*TASK TO COMPLETE*:
Collect all lines containing the word "JSON" from the data.

*INPUT FOR THIS TASK*:
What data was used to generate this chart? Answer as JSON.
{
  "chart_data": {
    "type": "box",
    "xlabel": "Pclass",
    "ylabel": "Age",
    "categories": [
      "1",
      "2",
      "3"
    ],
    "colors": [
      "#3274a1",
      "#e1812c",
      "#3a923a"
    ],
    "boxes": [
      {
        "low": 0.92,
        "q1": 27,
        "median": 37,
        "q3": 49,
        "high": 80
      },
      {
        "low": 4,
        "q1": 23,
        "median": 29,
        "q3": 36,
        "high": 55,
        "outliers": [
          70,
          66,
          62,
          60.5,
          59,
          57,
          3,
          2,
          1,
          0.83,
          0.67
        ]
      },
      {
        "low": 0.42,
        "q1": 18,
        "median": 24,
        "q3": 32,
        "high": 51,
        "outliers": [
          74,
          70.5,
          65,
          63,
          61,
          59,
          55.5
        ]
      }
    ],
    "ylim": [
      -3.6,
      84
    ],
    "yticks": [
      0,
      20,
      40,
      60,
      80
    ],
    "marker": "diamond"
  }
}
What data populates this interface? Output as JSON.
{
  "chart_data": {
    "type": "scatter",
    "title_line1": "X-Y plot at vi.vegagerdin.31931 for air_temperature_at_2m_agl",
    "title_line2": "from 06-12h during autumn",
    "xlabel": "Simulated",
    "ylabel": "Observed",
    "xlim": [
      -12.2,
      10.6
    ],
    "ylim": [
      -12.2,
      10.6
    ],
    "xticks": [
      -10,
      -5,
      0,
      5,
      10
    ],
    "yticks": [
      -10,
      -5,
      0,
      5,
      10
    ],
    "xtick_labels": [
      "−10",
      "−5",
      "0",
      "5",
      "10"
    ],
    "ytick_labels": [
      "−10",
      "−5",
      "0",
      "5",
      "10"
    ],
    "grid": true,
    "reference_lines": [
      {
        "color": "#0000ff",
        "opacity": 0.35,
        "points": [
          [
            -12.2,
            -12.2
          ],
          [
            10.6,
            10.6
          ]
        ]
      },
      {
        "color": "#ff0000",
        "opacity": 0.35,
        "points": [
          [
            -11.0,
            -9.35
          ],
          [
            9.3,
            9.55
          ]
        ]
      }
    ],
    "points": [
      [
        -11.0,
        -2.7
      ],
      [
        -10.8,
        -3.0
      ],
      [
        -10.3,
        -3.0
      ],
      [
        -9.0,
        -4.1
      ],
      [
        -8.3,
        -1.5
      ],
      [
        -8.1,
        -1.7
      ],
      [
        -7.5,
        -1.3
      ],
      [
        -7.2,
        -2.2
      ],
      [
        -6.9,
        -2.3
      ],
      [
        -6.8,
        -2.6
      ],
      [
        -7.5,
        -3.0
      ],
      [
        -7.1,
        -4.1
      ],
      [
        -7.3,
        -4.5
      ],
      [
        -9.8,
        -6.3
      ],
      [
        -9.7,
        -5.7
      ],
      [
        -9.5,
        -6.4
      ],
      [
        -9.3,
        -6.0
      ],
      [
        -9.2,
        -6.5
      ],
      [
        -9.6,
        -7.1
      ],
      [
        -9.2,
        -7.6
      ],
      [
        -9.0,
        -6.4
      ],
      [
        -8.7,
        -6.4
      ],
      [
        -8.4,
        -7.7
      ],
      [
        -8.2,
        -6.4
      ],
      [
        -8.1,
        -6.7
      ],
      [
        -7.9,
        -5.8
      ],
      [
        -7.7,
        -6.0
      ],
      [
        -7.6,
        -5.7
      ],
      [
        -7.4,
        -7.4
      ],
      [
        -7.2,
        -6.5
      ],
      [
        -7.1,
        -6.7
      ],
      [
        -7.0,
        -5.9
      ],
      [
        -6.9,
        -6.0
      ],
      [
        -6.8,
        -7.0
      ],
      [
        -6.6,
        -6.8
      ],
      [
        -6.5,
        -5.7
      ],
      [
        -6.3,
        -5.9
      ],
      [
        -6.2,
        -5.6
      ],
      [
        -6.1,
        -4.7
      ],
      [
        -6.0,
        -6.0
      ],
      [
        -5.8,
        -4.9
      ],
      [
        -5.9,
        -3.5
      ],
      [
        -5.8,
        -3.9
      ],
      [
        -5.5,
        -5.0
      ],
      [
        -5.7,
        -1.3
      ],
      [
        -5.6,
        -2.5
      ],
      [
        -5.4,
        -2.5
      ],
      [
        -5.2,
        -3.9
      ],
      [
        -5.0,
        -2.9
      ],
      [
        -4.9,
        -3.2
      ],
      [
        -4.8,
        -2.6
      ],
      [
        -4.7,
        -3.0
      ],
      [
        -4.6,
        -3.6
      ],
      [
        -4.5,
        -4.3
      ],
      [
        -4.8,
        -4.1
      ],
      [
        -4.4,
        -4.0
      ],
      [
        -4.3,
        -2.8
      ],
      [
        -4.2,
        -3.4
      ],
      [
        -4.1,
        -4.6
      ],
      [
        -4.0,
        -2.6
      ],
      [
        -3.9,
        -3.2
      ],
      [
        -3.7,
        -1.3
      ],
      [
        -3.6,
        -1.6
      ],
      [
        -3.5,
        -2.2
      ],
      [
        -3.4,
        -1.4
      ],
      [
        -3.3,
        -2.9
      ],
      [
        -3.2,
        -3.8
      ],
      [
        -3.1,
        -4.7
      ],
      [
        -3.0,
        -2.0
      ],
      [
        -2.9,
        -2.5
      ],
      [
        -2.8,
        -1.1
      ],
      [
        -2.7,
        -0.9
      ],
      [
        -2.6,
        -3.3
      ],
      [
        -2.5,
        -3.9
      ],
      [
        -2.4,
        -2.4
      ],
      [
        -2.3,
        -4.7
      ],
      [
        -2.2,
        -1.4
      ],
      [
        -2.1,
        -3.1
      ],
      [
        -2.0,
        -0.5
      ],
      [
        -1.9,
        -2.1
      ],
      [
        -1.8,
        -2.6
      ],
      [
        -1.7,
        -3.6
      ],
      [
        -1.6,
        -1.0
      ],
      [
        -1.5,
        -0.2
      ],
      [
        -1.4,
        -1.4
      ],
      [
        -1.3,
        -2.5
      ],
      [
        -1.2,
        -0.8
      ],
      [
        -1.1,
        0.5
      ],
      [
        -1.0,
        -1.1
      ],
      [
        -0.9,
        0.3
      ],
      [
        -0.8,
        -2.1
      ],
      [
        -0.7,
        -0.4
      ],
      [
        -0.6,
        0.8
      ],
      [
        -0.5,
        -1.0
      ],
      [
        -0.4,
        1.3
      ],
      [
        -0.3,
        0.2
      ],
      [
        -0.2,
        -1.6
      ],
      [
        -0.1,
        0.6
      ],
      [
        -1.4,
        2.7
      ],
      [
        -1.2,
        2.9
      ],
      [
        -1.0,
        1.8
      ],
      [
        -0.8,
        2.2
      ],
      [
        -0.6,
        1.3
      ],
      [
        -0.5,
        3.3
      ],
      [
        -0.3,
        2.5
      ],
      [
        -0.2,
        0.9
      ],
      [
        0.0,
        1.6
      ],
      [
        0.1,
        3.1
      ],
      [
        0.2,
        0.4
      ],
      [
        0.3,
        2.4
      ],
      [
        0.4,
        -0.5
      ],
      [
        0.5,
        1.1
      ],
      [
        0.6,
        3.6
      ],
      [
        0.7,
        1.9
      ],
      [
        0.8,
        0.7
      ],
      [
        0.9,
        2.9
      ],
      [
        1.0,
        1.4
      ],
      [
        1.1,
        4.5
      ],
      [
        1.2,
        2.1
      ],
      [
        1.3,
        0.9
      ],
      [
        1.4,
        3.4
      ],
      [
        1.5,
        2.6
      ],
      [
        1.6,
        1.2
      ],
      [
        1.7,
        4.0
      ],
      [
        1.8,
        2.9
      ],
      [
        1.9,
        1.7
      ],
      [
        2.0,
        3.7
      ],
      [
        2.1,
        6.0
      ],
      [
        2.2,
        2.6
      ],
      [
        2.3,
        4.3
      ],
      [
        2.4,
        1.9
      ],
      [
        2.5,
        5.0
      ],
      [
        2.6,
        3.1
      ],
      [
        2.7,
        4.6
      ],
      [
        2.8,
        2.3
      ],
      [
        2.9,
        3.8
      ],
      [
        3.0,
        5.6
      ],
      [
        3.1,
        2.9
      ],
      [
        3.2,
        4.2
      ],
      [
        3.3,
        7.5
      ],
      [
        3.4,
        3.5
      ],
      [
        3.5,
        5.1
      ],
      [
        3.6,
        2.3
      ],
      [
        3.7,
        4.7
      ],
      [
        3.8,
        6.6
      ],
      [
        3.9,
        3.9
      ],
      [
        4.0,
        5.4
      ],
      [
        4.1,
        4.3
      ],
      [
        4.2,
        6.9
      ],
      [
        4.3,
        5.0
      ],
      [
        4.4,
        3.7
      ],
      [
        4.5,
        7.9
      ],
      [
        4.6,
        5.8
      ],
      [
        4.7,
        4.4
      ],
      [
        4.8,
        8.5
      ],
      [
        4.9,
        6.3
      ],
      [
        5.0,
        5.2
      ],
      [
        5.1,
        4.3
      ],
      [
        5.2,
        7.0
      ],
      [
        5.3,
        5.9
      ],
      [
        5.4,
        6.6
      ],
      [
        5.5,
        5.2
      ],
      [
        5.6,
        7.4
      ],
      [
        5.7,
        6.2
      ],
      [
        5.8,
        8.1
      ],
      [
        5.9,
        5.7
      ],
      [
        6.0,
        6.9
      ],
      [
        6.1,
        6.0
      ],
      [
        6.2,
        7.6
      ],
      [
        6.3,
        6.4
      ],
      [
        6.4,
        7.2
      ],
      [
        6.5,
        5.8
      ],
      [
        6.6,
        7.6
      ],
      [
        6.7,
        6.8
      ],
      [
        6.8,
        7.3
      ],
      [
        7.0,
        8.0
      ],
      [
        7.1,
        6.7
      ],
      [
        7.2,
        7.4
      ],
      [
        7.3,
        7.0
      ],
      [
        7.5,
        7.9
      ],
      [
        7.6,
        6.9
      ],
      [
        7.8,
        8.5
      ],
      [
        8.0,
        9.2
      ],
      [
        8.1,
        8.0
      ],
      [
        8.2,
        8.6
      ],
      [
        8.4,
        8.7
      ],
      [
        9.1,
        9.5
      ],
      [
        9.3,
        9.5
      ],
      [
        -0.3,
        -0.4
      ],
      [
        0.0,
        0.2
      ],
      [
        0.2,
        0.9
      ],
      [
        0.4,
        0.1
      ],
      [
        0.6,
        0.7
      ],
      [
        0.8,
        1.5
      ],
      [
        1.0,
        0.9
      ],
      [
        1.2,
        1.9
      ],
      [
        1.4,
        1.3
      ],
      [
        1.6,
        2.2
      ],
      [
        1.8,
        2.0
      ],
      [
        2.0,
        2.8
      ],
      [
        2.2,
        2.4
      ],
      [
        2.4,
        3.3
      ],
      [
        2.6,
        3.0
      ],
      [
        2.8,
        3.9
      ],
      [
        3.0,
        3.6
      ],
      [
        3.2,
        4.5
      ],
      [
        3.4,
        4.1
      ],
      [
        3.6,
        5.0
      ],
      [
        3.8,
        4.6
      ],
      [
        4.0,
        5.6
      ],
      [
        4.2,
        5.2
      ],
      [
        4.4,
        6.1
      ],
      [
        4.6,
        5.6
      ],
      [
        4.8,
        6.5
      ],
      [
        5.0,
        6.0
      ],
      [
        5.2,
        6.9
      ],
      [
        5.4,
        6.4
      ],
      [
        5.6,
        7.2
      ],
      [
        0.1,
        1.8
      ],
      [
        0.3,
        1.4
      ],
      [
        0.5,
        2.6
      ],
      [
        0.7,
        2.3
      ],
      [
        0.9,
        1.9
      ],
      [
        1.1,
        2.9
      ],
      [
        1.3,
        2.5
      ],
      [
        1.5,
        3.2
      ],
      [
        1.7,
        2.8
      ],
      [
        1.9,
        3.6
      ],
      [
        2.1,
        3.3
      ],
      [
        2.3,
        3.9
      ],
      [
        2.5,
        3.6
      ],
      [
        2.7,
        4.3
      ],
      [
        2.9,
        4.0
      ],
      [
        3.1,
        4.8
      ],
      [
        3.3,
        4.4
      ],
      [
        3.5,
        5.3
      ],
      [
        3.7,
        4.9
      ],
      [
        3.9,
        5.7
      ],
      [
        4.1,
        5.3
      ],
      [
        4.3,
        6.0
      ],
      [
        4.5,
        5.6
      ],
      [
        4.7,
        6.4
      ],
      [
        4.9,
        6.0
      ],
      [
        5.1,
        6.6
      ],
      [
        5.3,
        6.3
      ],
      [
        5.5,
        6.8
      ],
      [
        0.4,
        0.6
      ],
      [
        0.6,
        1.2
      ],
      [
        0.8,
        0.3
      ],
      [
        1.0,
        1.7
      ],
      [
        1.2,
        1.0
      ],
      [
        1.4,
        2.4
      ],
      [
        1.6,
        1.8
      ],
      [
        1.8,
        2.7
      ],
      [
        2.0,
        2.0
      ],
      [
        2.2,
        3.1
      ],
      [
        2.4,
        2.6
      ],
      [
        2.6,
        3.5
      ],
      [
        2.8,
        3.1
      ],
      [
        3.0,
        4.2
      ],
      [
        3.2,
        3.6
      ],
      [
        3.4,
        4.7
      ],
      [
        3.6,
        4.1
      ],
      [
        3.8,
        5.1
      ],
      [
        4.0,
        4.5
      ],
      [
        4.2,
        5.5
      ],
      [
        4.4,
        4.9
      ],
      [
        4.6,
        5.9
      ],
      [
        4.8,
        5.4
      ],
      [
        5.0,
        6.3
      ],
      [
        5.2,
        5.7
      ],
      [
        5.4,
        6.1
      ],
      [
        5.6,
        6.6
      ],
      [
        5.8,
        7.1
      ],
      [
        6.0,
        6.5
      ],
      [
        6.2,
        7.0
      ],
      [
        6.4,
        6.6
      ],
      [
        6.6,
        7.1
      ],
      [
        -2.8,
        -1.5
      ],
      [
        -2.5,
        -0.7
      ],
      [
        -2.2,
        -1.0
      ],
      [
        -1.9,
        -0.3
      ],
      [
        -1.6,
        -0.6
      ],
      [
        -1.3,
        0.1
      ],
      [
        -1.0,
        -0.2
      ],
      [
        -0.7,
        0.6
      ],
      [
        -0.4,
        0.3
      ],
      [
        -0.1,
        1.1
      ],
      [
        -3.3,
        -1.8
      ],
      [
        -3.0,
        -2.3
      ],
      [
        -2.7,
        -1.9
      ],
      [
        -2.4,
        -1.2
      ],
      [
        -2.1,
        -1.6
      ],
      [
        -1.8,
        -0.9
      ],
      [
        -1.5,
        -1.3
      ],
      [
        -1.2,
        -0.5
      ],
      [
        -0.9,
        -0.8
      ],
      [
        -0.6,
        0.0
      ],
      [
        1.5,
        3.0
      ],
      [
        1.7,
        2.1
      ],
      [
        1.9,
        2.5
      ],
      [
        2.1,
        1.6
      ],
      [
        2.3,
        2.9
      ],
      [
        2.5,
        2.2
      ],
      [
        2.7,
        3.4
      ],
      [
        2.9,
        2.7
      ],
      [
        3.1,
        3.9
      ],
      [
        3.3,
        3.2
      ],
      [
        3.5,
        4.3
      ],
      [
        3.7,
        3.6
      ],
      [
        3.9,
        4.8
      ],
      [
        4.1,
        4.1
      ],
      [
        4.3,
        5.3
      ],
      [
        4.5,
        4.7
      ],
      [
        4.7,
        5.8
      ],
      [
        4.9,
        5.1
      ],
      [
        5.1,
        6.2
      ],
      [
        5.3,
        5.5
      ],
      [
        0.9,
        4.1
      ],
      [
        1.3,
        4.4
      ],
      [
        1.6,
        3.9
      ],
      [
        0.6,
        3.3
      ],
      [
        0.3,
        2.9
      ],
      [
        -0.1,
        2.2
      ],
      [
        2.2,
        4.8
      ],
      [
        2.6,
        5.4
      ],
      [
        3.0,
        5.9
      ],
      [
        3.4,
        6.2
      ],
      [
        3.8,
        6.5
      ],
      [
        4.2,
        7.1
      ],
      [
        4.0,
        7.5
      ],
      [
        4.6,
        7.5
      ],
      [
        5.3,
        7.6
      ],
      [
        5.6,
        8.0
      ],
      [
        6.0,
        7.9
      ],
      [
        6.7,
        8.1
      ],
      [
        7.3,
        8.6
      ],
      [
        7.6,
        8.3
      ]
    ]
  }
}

*TASK ANSWER*:
What data was used to generate this chart? Answer as JSON.
What data populates this interface? Output as JSON.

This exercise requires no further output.